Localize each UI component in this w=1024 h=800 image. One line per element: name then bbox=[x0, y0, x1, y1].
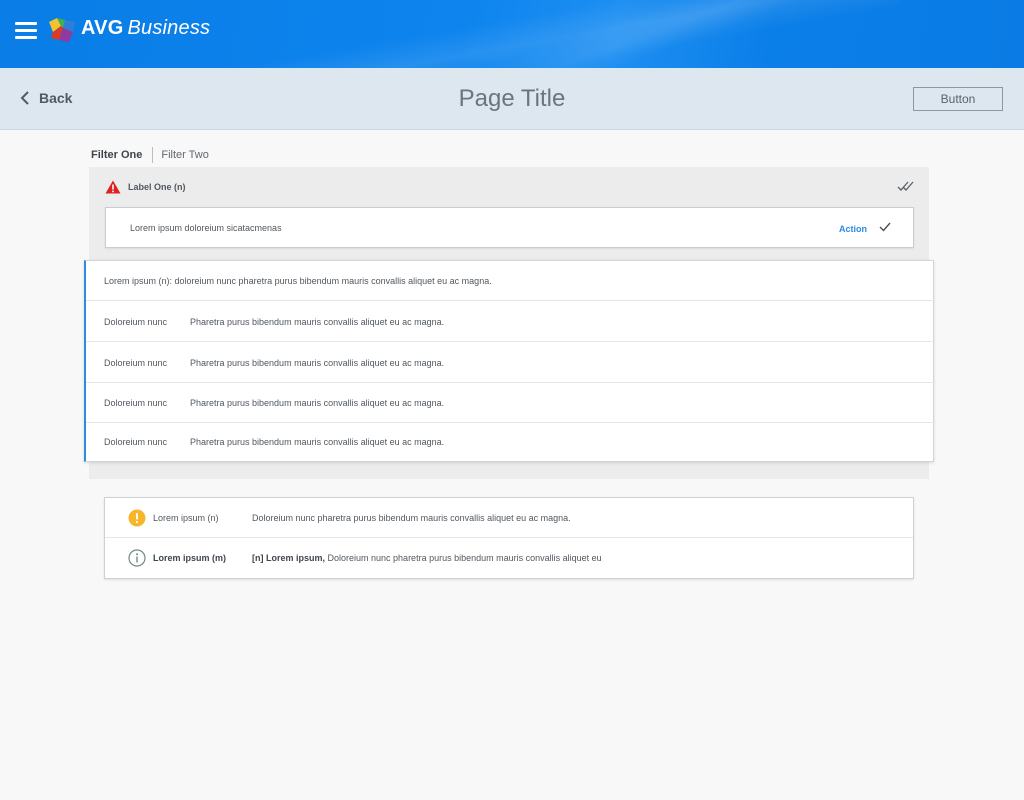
row-key: Doloreium nunc bbox=[104, 317, 168, 327]
group-label: Label One (n) bbox=[105, 180, 186, 194]
check-icon[interactable] bbox=[879, 222, 891, 232]
filter-tab-two[interactable]: Filter Two bbox=[161, 149, 208, 161]
row-value: Pharetra purus bibendum mauris convallis… bbox=[190, 317, 445, 327]
info-circle-icon bbox=[128, 549, 146, 567]
detail-card: Lorem ipsum (n): doloreium nunc pharetra… bbox=[84, 260, 934, 462]
page-header: Back Page Title Button bbox=[0, 68, 1024, 130]
group-label-text: Label One (n) bbox=[128, 182, 186, 192]
notice-description-text: Doloreium nunc pharetra purus bibendum m… bbox=[325, 553, 602, 563]
double-check-icon[interactable] bbox=[897, 181, 915, 192]
notice-description: [n] Lorem ipsum, Doloreium nunc pharetra… bbox=[252, 553, 602, 563]
avg-logo-icon bbox=[49, 18, 75, 42]
row-value: Pharetra purus bibendum mauris convallis… bbox=[190, 437, 445, 447]
notice-description: Doloreium nunc pharetra purus bibendum m… bbox=[252, 513, 571, 523]
action-link[interactable]: Action bbox=[839, 224, 867, 234]
warning-icon bbox=[105, 180, 121, 194]
notice-label: Lorem ipsum (m) bbox=[153, 553, 227, 563]
header-action-button[interactable]: Button bbox=[913, 87, 1003, 111]
page-title: Page Title bbox=[458, 85, 566, 112]
table-row: Doloreium nunc Pharetra purus bibendum m… bbox=[86, 422, 934, 462]
detail-summary-text: Lorem ipsum (n): doloreium nunc pharetra… bbox=[104, 276, 492, 286]
filter-tabs: Filter One Filter Two bbox=[91, 147, 209, 163]
brand-name: AVG Business bbox=[81, 17, 211, 39]
row-value: Pharetra purus bibendum mauris convallis… bbox=[190, 358, 445, 368]
row-key: Doloreium nunc bbox=[104, 437, 168, 447]
notice-description-bold: [n] Lorem ipsum, bbox=[252, 553, 326, 563]
hamburger-menu-icon[interactable] bbox=[15, 22, 37, 39]
list-item: Lorem ipsum (m) [n] Lorem ipsum, Dolorei… bbox=[105, 538, 913, 578]
alert-card-text: Lorem ipsum doloreium sicatacmenas bbox=[130, 223, 282, 233]
alert-card: Lorem ipsum doloreium sicatacmenas Actio… bbox=[105, 207, 914, 248]
detail-summary-row: Lorem ipsum (n): doloreium nunc pharetra… bbox=[86, 261, 934, 301]
notice-label: Lorem ipsum (n) bbox=[153, 513, 219, 523]
row-value: Pharetra purus bibendum mauris convallis… bbox=[190, 398, 445, 408]
table-row: Doloreium nunc Pharetra purus bibendum m… bbox=[86, 383, 934, 423]
top-app-bar: AVG Business bbox=[0, 0, 1024, 68]
row-key: Doloreium nunc bbox=[104, 358, 168, 368]
row-key: Doloreium nunc bbox=[104, 398, 168, 408]
list-item: Lorem ipsum (n) Doloreium nunc pharetra … bbox=[105, 498, 913, 538]
exclamation-circle-icon bbox=[128, 509, 146, 527]
filter-tab-one[interactable]: Filter One bbox=[91, 149, 142, 161]
filter-divider bbox=[152, 147, 154, 163]
notice-card: Lorem ipsum (n) Doloreium nunc pharetra … bbox=[104, 497, 914, 579]
table-row: Doloreium nunc Pharetra purus bibendum m… bbox=[86, 302, 934, 342]
table-row: Doloreium nunc Pharetra purus bibendum m… bbox=[86, 343, 934, 383]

◆ ◆ ◆ ◆ ◆ ◆ ◆

• [SHORT TASK]:
Please copy out every line of the items above word for word, leaving out the pictures.

• [EXERCISE RESULT]:
Localize each UI component in this w=1024 h=800 image. One line per element: name then bbox=[x0, y0, x1, y1].
row-key: Doloreium nunc bbox=[104, 317, 168, 327]
group-label: Label One (n) bbox=[105, 180, 186, 194]
check-icon[interactable] bbox=[879, 222, 891, 232]
filter-tab-two[interactable]: Filter Two bbox=[161, 149, 208, 161]
row-value: Pharetra purus bibendum mauris convallis… bbox=[190, 317, 445, 327]
info-circle-icon bbox=[128, 549, 146, 567]
detail-card: Lorem ipsum (n): doloreium nunc pharetra… bbox=[84, 260, 934, 462]
page-header: Back Page Title Button bbox=[0, 68, 1024, 130]
group-label-text: Label One (n) bbox=[128, 182, 186, 192]
notice-description-text: Doloreium nunc pharetra purus bibendum m… bbox=[325, 553, 602, 563]
double-check-icon[interactable] bbox=[897, 181, 915, 192]
notice-description: [n] Lorem ipsum, Doloreium nunc pharetra… bbox=[252, 553, 602, 563]
avg-logo-icon bbox=[49, 18, 75, 42]
row-value: Pharetra purus bibendum mauris convallis… bbox=[190, 437, 445, 447]
notice-description: Doloreium nunc pharetra purus bibendum m… bbox=[252, 513, 571, 523]
action-link[interactable]: Action bbox=[839, 224, 867, 234]
warning-icon bbox=[105, 180, 121, 194]
notice-label: Lorem ipsum (m) bbox=[153, 553, 227, 563]
header-action-button[interactable]: Button bbox=[913, 87, 1003, 111]
page-title: Page Title bbox=[458, 85, 566, 112]
table-row: Doloreium nunc Pharetra purus bibendum m… bbox=[86, 422, 934, 462]
detail-summary-text: Lorem ipsum (n): doloreium nunc pharetra… bbox=[104, 276, 492, 286]
filter-tabs: Filter One Filter Two bbox=[91, 147, 209, 163]
brand-name: AVG Business bbox=[81, 17, 211, 39]
row-value: Pharetra purus bibendum mauris convallis… bbox=[190, 358, 445, 368]
row-key: Doloreium nunc bbox=[104, 437, 168, 447]
notice-description-bold: [n] Lorem ipsum, bbox=[252, 553, 326, 563]
hamburger-menu-icon[interactable] bbox=[15, 22, 37, 39]
list-item: Lorem ipsum (m) [n] Lorem ipsum, Dolorei… bbox=[105, 538, 913, 578]
alert-card-text: Lorem ipsum doloreium sicatacmenas bbox=[130, 223, 282, 233]
alert-card: Lorem ipsum doloreium sicatacmenas Actio… bbox=[105, 207, 914, 248]
detail-summary-row: Lorem ipsum (n): doloreium nunc pharetra… bbox=[86, 261, 934, 301]
notice-label: Lorem ipsum (n) bbox=[153, 513, 219, 523]
row-value: Pharetra purus bibendum mauris convallis… bbox=[190, 398, 445, 408]
table-row: Doloreium nunc Pharetra purus bibendum m… bbox=[86, 383, 934, 423]
top-app-bar: AVG Business bbox=[0, 0, 1024, 68]
row-key: Doloreium nunc bbox=[104, 358, 168, 368]
row-key: Doloreium nunc bbox=[104, 398, 168, 408]
list-item: Lorem ipsum (n) Doloreium nunc pharetra … bbox=[105, 498, 913, 538]
exclamation-circle-icon bbox=[128, 509, 146, 527]
filter-tab-one[interactable]: Filter One bbox=[91, 149, 142, 161]
filter-divider bbox=[152, 147, 154, 163]
notice-card: Lorem ipsum (n) Doloreium nunc pharetra … bbox=[104, 497, 914, 579]
table-row: Doloreium nunc Pharetra purus bibendum m… bbox=[86, 302, 934, 342]
table-row: Doloreium nunc Pharetra purus bibendum m… bbox=[86, 343, 934, 383]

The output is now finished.